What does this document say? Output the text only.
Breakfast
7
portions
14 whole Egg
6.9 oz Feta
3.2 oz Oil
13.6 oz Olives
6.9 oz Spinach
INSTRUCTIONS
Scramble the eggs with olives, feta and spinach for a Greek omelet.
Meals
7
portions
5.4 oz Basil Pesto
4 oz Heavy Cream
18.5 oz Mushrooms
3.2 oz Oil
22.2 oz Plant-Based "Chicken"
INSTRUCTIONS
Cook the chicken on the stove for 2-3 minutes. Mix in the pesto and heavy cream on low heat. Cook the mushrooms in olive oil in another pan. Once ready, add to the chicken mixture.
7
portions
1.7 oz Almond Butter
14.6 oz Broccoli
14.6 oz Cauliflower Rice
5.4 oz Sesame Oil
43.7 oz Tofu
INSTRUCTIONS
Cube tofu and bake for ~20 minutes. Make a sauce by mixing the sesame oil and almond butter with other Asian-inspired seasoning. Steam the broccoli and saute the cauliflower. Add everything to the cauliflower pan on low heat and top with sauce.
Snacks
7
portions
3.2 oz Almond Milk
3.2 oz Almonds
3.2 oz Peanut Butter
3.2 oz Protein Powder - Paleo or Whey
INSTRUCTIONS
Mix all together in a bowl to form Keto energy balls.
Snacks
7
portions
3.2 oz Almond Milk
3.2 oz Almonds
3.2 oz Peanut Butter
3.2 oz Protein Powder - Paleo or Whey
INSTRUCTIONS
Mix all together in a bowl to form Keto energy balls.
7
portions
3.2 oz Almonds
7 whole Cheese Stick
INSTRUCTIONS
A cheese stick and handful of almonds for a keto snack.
==============================
• [Task instructions] Transcribe the whole listing with nothing added or left out.

• [Solution for this task]
What does this document say? Output the text only.
Breakfast
7
portions
14 whole Egg
6.9 oz Feta
3.2 oz Oil
13.6 oz Olives
6.9 oz Spinach
INSTRUCTIONS
Scramble the eggs with olives, feta and spinach for a Greek omelet.
Meals
7
portions
5.4 oz Basil Pesto
4 oz Heavy Cream
18.5 oz Mushrooms
3.2 oz Oil
22.2 oz Plant-Based "Chicken"
INSTRUCTIONS
Cook the chicken on the stove for 2-3 minutes. Mix in the pesto and heavy cream on low heat. Cook the mushrooms in olive oil in another pan. Once ready, add to the chicken mixture.
7
portions
1.7 oz Almond Butter
14.6 oz Broccoli
14.6 oz Cauliflower Rice
5.4 oz Sesame Oil
43.7 oz Tofu
INSTRUCTIONS
Cube tofu and bake for ~20 minutes. Make a sauce by mixing the sesame oil and almond butter with other Asian-inspired seasoning. Steam the broccoli and saute the cauliflower. Add everything to the cauliflower pan on low heat and top with sauce.
Snacks
7
portions
3.2 oz Almond Milk
3.2 oz Almonds
3.2 oz Peanut Butter
3.2 oz Protein Powder - Paleo or Whey
INSTRUCTIONS
Mix all together in a bowl to form Keto energy balls.
Snacks
7
portions
3.2 oz Almond Milk
3.2 oz Almonds
3.2 oz Peanut Butter
3.2 oz Protein Powder - Paleo or Whey
INSTRUCTIONS
Mix all together in a bowl to form Keto energy balls.
7
portions
3.2 oz Almonds
7 whole Cheese Stick
INSTRUCTIONS
A cheese stick and handful of almonds for a keto snack.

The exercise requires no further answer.